[Source material]

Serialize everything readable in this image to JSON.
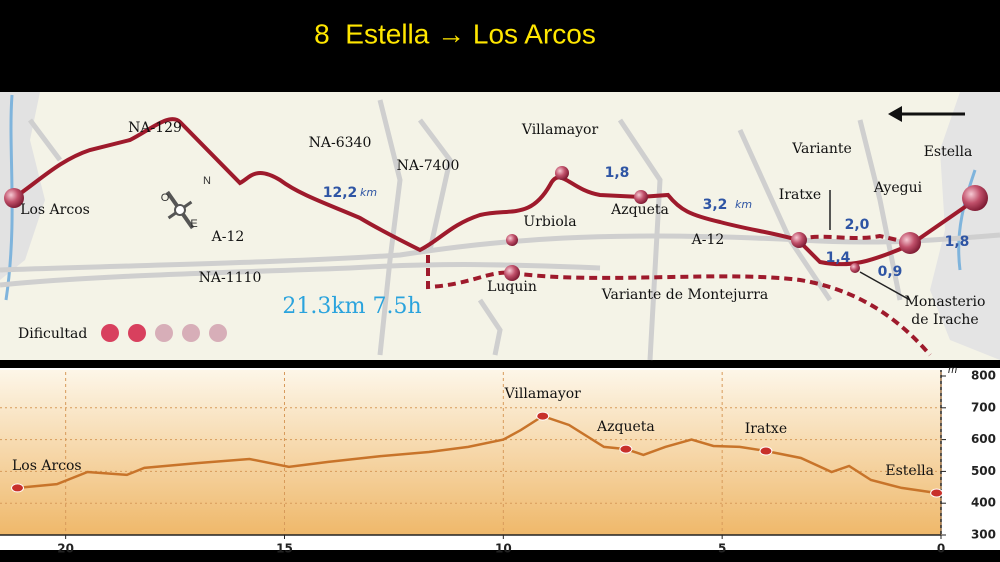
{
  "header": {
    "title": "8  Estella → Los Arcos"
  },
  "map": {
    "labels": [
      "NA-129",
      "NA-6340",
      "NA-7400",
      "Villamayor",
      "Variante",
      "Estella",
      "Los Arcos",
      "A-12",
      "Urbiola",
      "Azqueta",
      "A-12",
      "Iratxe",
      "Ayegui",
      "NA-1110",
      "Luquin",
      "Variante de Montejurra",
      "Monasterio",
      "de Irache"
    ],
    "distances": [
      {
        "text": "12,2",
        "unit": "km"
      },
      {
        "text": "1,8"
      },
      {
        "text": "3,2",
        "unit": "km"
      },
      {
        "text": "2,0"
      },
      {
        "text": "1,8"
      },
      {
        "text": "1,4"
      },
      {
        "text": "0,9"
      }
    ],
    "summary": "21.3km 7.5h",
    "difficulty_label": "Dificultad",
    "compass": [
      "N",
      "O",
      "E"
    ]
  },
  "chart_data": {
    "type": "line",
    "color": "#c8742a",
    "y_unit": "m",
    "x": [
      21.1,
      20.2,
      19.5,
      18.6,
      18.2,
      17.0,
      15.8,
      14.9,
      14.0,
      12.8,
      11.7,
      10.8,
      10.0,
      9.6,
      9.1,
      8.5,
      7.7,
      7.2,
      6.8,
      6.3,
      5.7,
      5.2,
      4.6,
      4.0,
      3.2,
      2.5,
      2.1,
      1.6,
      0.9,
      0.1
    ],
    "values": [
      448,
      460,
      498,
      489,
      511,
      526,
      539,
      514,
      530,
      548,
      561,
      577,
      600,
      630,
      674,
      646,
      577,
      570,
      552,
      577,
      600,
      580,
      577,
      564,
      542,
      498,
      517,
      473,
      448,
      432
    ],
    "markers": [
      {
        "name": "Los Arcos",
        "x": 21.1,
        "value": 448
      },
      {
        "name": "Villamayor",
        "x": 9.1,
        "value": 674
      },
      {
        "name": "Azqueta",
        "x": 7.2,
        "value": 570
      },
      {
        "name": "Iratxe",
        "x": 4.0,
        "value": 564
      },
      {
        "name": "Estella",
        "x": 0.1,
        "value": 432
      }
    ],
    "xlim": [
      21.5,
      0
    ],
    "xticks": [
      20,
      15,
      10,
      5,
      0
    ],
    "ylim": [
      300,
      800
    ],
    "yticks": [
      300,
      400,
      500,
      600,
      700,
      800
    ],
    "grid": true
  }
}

--

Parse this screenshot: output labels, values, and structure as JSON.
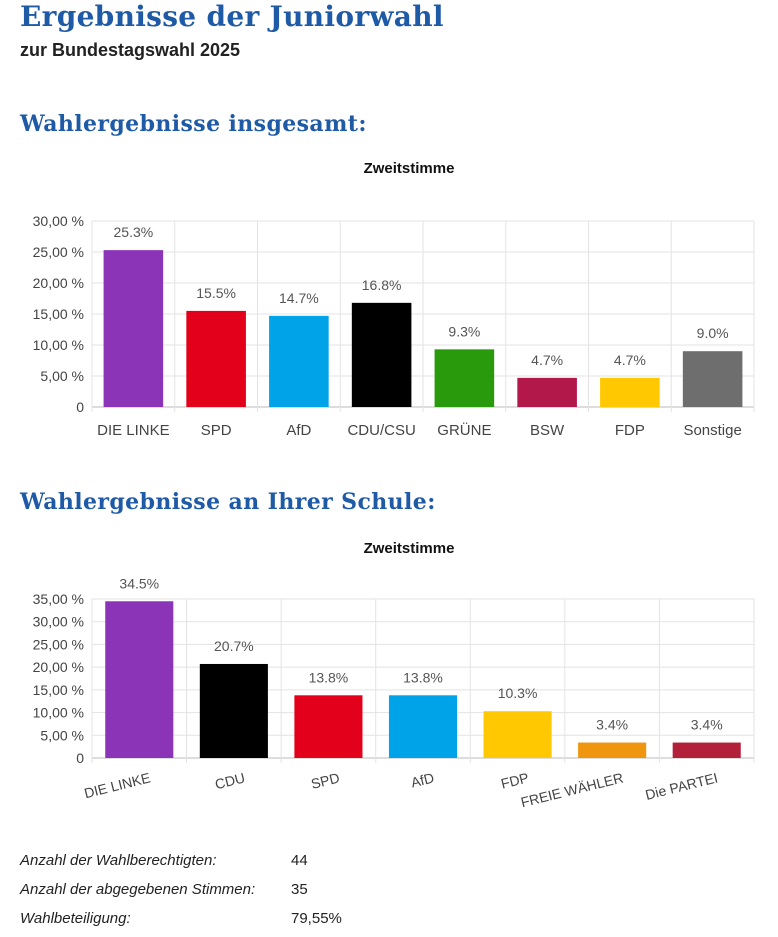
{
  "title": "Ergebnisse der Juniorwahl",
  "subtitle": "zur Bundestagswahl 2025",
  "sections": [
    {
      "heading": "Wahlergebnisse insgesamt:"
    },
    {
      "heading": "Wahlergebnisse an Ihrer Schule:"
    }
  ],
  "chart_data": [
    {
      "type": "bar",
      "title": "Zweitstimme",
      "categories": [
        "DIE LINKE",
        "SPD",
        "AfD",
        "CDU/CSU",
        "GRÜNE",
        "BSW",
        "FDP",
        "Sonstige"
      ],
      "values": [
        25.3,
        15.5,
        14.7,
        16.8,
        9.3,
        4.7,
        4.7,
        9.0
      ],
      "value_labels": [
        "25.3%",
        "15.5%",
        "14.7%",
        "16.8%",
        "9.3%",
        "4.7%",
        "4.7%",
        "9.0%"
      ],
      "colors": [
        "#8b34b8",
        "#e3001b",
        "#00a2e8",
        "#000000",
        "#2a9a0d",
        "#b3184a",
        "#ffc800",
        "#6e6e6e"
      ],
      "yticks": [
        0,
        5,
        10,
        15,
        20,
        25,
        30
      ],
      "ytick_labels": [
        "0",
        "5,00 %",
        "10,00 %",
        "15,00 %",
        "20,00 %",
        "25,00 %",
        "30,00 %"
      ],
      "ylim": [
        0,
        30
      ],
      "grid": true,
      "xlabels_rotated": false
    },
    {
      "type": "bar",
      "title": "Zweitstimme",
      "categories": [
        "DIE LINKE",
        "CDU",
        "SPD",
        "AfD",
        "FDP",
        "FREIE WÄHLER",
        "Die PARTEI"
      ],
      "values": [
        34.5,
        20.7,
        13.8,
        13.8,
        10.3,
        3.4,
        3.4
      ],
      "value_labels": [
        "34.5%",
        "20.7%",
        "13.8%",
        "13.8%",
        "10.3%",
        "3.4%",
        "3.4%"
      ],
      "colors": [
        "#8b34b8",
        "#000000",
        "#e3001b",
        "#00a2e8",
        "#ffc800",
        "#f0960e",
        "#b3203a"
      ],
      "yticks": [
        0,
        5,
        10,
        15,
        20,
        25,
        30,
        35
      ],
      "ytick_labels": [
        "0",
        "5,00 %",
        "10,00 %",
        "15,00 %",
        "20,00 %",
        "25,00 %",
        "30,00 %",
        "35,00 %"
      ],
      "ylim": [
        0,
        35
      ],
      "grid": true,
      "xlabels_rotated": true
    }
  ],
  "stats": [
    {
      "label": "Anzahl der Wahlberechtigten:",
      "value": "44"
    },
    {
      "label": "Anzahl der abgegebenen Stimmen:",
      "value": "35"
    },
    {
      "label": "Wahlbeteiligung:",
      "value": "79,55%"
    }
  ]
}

[What you need to do] Copy out every line from the material above in which the word "this" appears.

[Written response]
Serialize everything readable in this image to JSON.
Parse this screenshot: output labels, values, and structure as JSON.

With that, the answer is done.